I’ll start by saying the is one of the most ambitious dishes I’ve ever tried. It’s not especially labor intensive, in the sense there aren’t tons of difficult steps, but it takes a long time to make: I started at about 7:30pm and didn’t get the ragu into the fridge – the ragu should sit in the fridge overnight – unit 1:30 am. In retrospect, it would have made more sense to make this on Saturday and have it on Sunday or make it on Sunday and have it on Monday, but I was determined to have this dish for dinner before the opera Saturday night and I was willing to put in the time to make that happen.

The star of the show is, of course, the short ribs. I had never worked with them before, but I’ve had them in restaurants several times. I’ve always seen them served as cubes, so I was a little surprised to see that they occur “naturally” (at least at our local Whole Foods!) as planks. It was a simple matter  to have the butcher cut each one in half, which left me with about 14 cubes of roughly the same size. This not only made them easier to work with but had the added benefit of creating more surfaces to brown and exposing the marrow in the ribs, which added to the flavor of the dish.

The first step in the recipe is to brown the ribs on all sides over medium heat for about 2 to 3 minutes per side. I wanted to avoid making a huge mess, so I worked over slightly lower heat. I browned the ribs, which I seasoned liberally with salt and pepper, about 3 to 4 minute per side in our trusty Dutch oven with our handy-dandy splatter screen to help contain the mess. I managed to do everything in two batches, but with each piece of meat having six sides, the whole process took a little over an hour.

Normally, I like do all my prep work in advance of cooking. This isn’t always the most efficient way to do things, but it usually works out. Tonight, however, I knew it was going to be important to get the ribs started as early as possible, so I chopped all my veggies and herbs (carrot, celery, onion, garlic, rosemary) and measured out the other ingredients (tomato paste, red wine, anchovy paste, red wine, tomatoes, Dijon mustard, Worcestershire sauce, thyme, and oregano) while the ribs were browning.

The one exception to all this was prepping the dried porcini mushrooms. Since those had to soak, I did that step before anything else, adding them to two cups of boiling water. The mushrooms were a little expensive (the little 1 ounce packet of mushrooms I used was only about $6.00, but pound for pound, they were about 10x more expensive than the short ribs!), but they really made the dish. I have never smelled anything as delicious as the mushrooms the minute I poured the boiling water over them.  The aroma was huge – earthy and nutty and a little funky; it literally (and I literally mean literally, not figuratively) made me take a step back and say “Whoa!” out loud. Their flavor really comes through in the ragu, so do not skip them!

With the ribs browned and the other ingredient ready to go, I was ready to start cooking. After taking the ribs out of the Dutch oven and draining off all but one tablespoon of the fat, I sautéed the carrot, celery, onion for about 10 minutes until they were soft. I then  added the garlic and cooked that for about 1 minute more.

● ● ● ● ●

#### Set of tasks:
a) In the short rib ragu post, transcribe the text from "Normally, I like do" up to and including "ribs were browning.".
b) Answer these questions using the short rib ragu post:
(i) At about what time did the cooking begin?
(ii) Roughly how many cubes did the butcher's cuts produce?
(iii) About how much did the 1 ounce packet of dried porcini mushrooms cost?

#### Data extract:
● ● ● ● ●

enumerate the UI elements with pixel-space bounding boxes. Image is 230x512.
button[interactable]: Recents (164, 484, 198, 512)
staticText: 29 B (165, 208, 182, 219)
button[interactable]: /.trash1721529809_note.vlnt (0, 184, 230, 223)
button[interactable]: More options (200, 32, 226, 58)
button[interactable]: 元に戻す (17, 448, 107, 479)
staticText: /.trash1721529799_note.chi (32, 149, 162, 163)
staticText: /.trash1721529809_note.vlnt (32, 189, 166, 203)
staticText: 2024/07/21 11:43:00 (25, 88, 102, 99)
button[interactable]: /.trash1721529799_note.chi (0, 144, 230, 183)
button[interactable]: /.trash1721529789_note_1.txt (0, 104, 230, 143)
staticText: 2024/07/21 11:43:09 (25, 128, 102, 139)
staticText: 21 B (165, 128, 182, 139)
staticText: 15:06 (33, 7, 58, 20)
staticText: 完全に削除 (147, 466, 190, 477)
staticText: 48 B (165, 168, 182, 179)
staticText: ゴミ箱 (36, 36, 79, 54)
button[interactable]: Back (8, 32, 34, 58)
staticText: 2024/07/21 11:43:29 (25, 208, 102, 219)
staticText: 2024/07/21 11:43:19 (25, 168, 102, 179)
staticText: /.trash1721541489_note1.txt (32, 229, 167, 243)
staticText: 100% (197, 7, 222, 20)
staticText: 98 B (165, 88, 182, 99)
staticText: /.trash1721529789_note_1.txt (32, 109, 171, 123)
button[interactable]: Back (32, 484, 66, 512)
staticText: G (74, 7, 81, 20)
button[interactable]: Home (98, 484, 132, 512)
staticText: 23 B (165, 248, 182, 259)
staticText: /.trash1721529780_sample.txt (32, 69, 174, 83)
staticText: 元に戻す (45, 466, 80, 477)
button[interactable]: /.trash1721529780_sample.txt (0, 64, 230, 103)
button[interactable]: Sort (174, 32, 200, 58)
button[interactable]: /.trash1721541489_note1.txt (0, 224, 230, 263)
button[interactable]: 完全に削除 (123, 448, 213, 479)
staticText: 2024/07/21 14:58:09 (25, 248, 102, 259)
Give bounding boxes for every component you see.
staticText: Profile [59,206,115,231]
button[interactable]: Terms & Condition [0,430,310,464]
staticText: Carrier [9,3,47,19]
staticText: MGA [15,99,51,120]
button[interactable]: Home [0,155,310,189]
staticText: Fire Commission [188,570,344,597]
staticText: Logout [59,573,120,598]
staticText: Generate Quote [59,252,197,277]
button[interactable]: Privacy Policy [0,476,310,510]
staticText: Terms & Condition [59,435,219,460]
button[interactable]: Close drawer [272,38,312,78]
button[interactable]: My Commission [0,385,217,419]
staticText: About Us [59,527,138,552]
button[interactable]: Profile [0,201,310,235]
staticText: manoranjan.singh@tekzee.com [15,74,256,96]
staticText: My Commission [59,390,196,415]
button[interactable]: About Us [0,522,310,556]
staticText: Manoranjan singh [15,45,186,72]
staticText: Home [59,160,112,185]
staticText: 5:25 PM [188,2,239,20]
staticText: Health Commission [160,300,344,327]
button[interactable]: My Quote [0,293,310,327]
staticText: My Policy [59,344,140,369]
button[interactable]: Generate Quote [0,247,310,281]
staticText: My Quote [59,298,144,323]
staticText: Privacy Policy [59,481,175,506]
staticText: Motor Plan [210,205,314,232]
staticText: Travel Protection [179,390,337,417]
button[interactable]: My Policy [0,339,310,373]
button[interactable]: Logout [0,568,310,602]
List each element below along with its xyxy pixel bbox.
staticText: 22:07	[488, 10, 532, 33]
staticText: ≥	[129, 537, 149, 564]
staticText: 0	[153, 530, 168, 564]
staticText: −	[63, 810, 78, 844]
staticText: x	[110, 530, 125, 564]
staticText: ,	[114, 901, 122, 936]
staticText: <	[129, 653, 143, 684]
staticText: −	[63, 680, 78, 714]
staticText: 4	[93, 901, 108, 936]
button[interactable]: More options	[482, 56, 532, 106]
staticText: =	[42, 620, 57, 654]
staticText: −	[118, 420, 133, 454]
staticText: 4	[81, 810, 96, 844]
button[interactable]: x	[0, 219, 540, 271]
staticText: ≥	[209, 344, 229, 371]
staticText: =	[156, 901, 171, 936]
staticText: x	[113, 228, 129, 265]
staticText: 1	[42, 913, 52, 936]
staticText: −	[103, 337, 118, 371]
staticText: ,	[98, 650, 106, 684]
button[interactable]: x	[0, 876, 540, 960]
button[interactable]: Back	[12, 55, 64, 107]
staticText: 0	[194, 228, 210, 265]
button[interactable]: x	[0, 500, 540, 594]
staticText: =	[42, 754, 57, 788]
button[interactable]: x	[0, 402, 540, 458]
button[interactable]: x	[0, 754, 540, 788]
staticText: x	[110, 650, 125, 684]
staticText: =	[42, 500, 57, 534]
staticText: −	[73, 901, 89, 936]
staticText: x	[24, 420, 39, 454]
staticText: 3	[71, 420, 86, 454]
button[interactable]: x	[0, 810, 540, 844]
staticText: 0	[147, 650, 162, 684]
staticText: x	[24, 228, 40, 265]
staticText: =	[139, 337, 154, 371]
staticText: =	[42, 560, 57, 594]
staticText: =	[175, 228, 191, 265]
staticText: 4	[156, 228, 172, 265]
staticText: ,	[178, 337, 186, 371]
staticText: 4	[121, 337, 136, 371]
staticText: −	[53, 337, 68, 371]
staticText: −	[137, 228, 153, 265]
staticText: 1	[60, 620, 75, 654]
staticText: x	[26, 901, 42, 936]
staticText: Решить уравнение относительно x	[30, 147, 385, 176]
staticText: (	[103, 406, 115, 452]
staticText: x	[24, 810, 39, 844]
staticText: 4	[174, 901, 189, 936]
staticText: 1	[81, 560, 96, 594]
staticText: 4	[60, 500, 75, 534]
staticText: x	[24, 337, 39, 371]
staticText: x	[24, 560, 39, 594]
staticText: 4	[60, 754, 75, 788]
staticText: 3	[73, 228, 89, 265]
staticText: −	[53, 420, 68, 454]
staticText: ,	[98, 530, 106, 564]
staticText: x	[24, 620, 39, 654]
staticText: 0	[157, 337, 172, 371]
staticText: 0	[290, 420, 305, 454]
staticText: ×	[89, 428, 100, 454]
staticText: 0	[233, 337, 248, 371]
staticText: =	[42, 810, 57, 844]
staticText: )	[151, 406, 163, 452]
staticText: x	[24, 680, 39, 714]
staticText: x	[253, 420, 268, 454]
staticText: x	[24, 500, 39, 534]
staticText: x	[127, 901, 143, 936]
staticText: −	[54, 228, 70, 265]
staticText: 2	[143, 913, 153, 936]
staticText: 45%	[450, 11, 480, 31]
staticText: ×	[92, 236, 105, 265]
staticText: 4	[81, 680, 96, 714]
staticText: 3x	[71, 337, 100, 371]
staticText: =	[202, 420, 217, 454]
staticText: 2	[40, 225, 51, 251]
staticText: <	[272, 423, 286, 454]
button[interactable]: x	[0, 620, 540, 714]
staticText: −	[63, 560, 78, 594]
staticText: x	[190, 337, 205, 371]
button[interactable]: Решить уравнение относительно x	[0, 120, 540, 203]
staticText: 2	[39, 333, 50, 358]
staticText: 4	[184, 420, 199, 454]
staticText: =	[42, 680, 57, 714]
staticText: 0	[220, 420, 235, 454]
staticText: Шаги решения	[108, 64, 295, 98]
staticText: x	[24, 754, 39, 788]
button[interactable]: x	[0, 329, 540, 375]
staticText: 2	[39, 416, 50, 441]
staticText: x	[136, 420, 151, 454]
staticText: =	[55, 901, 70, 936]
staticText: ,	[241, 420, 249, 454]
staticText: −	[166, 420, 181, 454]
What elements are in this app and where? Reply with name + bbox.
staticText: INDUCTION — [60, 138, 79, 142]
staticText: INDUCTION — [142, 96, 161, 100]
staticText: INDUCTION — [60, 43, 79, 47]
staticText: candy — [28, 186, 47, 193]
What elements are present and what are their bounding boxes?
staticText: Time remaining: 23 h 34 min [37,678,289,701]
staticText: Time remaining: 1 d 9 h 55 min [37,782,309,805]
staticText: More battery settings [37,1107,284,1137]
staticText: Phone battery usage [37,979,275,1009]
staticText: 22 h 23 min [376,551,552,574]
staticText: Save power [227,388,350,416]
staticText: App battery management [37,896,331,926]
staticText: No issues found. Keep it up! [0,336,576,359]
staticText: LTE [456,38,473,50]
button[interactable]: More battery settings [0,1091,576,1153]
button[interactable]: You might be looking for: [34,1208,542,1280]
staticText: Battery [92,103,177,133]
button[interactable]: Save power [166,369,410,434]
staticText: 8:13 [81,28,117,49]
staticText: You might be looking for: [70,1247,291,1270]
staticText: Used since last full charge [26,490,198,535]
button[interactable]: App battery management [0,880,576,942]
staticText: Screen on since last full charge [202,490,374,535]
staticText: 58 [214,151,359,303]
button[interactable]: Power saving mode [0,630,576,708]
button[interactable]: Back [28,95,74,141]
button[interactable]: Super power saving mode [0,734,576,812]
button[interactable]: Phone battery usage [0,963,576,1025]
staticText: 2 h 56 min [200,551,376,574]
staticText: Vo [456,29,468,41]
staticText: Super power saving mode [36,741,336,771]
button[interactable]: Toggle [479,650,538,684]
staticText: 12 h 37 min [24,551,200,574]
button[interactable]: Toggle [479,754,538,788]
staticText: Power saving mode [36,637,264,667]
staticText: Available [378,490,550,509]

● ● ● ● ●

#### Answers to the problems:
a)
Normally, I like do all my prep work in advance of cooking. This isn’t always the most efficient way to do things, but it usually works out. Tonight, however, I knew it was going to be important to get the ribs started as early as possible, so I chopped all my veggies and herbs (carrot, celery, onion, garlic, rosemary) and measured out the other ingredients (tomato paste, red wine, anchovy paste, red wine, tomatoes, Dijon mustard, Worcestershire sauce, thyme, and oregano) while the ribs were browning.

b)
(i) About 7:30pm
(ii) About 14
(iii) About $6.00